▸ **Problem to solve**
Copy out the lines exactly, from the first line through the line that contains "candle-body [102,9,110,44]", including both ends.

▸ **Material**

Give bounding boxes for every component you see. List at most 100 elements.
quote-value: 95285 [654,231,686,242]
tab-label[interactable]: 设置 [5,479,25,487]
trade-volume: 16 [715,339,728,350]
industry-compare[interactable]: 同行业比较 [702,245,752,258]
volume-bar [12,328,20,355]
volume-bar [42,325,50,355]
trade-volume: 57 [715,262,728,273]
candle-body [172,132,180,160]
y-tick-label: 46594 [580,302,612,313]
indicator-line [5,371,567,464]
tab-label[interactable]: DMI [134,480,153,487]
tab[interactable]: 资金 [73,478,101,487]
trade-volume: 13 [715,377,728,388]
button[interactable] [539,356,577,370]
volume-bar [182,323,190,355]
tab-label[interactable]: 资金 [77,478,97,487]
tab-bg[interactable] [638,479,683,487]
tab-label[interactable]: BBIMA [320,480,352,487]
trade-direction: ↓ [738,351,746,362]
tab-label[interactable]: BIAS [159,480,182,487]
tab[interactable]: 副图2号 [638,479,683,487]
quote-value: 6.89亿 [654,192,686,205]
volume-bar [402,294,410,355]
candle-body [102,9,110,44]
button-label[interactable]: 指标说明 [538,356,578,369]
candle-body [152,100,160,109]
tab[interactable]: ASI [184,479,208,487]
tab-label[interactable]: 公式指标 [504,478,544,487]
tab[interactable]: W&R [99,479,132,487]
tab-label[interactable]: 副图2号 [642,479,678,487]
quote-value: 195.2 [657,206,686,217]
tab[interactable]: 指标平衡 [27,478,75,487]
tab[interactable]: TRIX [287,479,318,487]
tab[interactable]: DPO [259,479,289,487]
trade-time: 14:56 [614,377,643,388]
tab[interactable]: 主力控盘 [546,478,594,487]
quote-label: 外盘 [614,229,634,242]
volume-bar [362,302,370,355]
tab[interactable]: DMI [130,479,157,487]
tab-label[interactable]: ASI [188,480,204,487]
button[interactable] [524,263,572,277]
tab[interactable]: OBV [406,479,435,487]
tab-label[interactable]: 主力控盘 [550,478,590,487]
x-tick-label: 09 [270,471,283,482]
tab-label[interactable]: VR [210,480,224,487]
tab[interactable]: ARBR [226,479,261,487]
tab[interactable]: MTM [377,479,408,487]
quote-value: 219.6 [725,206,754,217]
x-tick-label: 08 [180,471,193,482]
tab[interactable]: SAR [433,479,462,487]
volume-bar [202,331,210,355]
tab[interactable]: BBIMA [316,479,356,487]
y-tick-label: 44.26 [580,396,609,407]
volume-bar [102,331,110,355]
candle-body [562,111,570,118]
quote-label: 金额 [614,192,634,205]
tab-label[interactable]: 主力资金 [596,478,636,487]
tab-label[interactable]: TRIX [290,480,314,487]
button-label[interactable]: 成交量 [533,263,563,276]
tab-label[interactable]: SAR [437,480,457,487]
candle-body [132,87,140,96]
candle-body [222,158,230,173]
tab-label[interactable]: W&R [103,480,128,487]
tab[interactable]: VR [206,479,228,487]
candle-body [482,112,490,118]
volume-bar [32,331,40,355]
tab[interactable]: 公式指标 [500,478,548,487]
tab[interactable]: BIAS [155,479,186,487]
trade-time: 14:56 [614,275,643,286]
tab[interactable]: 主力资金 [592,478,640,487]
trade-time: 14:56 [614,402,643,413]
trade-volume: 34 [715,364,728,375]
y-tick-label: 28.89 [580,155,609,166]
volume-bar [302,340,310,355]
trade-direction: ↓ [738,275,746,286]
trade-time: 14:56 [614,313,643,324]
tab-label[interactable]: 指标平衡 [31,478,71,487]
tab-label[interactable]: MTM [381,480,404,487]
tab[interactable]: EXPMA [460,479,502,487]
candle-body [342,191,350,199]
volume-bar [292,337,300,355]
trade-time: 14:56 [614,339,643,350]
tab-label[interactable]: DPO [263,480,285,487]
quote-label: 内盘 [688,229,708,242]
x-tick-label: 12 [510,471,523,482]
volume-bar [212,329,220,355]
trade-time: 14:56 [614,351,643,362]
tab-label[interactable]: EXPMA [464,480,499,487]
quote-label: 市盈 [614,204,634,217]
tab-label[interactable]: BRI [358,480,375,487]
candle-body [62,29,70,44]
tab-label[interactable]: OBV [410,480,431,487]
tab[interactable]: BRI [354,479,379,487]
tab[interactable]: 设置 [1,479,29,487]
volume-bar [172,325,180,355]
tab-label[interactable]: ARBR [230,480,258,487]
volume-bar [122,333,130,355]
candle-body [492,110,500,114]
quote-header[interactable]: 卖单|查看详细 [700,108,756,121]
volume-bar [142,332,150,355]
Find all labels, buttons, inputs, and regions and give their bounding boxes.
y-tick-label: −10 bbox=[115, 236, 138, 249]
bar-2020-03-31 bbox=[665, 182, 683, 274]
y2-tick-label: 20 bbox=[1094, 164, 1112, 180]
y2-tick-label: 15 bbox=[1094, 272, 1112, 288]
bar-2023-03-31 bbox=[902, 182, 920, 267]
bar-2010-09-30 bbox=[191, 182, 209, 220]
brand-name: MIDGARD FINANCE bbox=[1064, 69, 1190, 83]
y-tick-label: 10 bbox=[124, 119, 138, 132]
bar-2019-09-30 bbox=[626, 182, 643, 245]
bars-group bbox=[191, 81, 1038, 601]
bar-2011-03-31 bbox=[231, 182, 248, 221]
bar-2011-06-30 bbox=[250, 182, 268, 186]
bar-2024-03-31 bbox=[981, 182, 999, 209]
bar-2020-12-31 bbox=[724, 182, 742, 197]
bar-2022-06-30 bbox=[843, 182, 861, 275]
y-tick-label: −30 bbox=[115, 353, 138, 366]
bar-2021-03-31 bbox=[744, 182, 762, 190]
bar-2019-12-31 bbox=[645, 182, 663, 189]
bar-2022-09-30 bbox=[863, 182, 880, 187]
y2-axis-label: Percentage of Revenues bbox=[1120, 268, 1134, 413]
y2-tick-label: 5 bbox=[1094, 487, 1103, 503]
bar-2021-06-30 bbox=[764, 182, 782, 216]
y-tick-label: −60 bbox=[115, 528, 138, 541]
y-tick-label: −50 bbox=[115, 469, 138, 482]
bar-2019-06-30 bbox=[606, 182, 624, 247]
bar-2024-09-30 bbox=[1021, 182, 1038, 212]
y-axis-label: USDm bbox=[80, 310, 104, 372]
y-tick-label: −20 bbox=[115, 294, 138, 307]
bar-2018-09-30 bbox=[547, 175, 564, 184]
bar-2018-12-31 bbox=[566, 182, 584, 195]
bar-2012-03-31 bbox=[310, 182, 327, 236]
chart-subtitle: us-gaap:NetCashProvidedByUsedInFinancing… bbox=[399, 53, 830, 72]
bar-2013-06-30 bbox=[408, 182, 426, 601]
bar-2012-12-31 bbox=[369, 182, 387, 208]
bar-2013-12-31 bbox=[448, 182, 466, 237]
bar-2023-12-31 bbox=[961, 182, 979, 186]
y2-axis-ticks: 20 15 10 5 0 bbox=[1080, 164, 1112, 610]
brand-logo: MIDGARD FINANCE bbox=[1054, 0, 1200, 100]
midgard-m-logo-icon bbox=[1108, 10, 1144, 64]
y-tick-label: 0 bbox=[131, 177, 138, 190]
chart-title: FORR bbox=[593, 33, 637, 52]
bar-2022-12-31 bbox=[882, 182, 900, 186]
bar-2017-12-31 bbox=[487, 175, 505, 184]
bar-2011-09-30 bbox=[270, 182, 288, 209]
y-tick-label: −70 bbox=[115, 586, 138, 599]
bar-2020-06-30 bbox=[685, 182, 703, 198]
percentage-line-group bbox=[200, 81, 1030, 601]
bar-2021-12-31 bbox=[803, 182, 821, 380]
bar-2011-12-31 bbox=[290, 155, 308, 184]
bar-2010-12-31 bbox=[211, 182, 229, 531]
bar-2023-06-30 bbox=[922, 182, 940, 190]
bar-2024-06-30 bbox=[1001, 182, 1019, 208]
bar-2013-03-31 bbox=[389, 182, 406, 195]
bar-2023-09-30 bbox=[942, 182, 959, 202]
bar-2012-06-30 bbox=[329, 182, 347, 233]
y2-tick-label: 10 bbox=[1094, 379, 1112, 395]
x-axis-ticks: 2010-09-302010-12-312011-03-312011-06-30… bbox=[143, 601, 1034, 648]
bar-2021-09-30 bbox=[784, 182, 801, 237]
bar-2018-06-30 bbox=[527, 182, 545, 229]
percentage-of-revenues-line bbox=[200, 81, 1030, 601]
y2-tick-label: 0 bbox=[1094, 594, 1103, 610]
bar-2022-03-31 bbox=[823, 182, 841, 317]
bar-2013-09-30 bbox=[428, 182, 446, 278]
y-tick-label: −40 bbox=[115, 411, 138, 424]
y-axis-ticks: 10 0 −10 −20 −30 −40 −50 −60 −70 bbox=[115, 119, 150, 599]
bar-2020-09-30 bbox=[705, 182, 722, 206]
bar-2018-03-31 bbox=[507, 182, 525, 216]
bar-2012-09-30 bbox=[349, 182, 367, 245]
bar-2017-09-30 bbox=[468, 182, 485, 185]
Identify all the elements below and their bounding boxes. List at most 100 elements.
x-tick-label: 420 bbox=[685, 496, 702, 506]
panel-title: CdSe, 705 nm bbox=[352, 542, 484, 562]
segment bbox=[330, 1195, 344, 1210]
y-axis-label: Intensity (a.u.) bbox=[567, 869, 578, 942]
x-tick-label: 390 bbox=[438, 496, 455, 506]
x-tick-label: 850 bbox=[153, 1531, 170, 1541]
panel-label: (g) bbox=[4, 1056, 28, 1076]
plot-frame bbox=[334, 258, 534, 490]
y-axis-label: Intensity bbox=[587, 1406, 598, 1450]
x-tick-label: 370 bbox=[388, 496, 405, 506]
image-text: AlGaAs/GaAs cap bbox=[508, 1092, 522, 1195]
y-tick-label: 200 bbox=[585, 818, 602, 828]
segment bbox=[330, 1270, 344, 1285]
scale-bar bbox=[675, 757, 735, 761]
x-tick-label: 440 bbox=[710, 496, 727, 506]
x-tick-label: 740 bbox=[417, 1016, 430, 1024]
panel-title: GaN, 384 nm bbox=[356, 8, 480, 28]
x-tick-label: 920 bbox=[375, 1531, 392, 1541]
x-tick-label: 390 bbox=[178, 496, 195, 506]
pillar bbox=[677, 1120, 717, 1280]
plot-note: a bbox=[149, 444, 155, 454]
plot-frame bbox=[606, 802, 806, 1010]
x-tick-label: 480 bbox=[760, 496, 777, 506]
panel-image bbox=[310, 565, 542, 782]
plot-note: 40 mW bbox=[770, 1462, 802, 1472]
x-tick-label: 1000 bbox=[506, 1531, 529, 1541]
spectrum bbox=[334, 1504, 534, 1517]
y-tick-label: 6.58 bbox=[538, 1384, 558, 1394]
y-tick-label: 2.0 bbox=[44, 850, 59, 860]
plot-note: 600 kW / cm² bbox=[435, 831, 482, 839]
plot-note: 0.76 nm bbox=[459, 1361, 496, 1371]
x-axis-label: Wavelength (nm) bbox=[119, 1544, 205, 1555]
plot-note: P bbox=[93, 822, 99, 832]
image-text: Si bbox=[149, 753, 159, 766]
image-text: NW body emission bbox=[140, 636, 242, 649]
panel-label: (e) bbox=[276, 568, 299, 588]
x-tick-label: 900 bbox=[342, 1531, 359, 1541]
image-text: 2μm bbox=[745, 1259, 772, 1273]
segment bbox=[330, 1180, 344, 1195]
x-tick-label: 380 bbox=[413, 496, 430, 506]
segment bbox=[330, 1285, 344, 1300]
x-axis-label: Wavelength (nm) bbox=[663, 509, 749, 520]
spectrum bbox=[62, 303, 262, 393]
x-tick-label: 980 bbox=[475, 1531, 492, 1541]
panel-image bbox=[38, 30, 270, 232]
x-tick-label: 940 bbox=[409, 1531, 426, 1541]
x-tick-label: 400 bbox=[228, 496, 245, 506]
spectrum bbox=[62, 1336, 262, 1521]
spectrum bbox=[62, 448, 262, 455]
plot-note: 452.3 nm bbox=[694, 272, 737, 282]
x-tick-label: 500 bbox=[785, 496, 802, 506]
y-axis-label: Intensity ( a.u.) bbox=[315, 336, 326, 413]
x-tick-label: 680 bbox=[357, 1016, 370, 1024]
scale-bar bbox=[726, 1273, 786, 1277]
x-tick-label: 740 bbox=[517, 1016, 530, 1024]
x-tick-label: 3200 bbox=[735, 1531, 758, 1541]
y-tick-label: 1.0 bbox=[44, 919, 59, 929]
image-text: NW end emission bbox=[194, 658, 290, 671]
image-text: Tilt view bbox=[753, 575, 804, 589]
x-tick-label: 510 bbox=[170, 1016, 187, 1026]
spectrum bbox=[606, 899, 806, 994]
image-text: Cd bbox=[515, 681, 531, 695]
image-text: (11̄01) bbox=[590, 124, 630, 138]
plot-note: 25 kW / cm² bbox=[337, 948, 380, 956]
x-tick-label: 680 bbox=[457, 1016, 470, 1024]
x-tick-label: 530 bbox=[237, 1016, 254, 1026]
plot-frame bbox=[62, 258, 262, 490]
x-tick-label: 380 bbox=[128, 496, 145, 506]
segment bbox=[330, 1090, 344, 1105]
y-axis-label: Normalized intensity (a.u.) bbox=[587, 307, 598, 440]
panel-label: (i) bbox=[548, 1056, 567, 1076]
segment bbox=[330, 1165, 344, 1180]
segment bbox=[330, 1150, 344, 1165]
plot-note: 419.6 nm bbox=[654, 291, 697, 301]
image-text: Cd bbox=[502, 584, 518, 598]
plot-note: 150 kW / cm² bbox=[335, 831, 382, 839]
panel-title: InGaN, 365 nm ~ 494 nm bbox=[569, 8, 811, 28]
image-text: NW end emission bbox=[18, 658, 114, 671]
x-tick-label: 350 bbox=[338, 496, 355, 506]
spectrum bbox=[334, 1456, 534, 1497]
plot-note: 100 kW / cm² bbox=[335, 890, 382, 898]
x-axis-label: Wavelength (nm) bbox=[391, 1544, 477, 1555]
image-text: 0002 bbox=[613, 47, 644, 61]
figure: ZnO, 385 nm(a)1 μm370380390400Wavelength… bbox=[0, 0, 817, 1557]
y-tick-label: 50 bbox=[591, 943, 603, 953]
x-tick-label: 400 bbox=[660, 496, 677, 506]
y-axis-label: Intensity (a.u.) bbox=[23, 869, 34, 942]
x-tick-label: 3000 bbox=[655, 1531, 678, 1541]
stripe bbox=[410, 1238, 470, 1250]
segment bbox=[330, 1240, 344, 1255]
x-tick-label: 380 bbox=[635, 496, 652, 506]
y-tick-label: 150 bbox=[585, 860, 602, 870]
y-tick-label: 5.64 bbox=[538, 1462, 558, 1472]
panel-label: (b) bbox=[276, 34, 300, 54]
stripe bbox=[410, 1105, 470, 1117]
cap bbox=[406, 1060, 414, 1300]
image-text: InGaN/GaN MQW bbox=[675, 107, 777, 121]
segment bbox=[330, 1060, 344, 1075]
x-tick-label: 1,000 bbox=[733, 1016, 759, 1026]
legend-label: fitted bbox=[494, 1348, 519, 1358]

▸ **The reply**
Give bounding boxes for every component you see. List at most 100 elements.
quote-value: 95285 [654,231,686,242]
tab-label[interactable]: 设置 [5,479,25,487]
trade-volume: 16 [715,339,728,350]
industry-compare[interactable]: 同行业比较 [702,245,752,258]
volume-bar [12,328,20,355]
volume-bar [42,325,50,355]
trade-volume: 57 [715,262,728,273]
candle-body [172,132,180,160]
y-tick-label: 46594 [580,302,612,313]
indicator-line [5,371,567,464]
tab-label[interactable]: DMI [134,480,153,487]
tab[interactable]: 资金 [73,478,101,487]
trade-volume: 13 [715,377,728,388]
button[interactable] [539,356,577,370]
volume-bar [182,323,190,355]
tab-label[interactable]: 资金 [77,478,97,487]
tab-bg[interactable] [638,479,683,487]
tab-label[interactable]: BBIMA [320,480,352,487]
trade-direction: ↓ [738,351,746,362]
tab-label[interactable]: BIAS [159,480,182,487]
tab[interactable]: 副图2号 [638,479,683,487]
quote-value: 6.89亿 [654,192,686,205]
volume-bar [402,294,410,355]
candle-body [102,9,110,44]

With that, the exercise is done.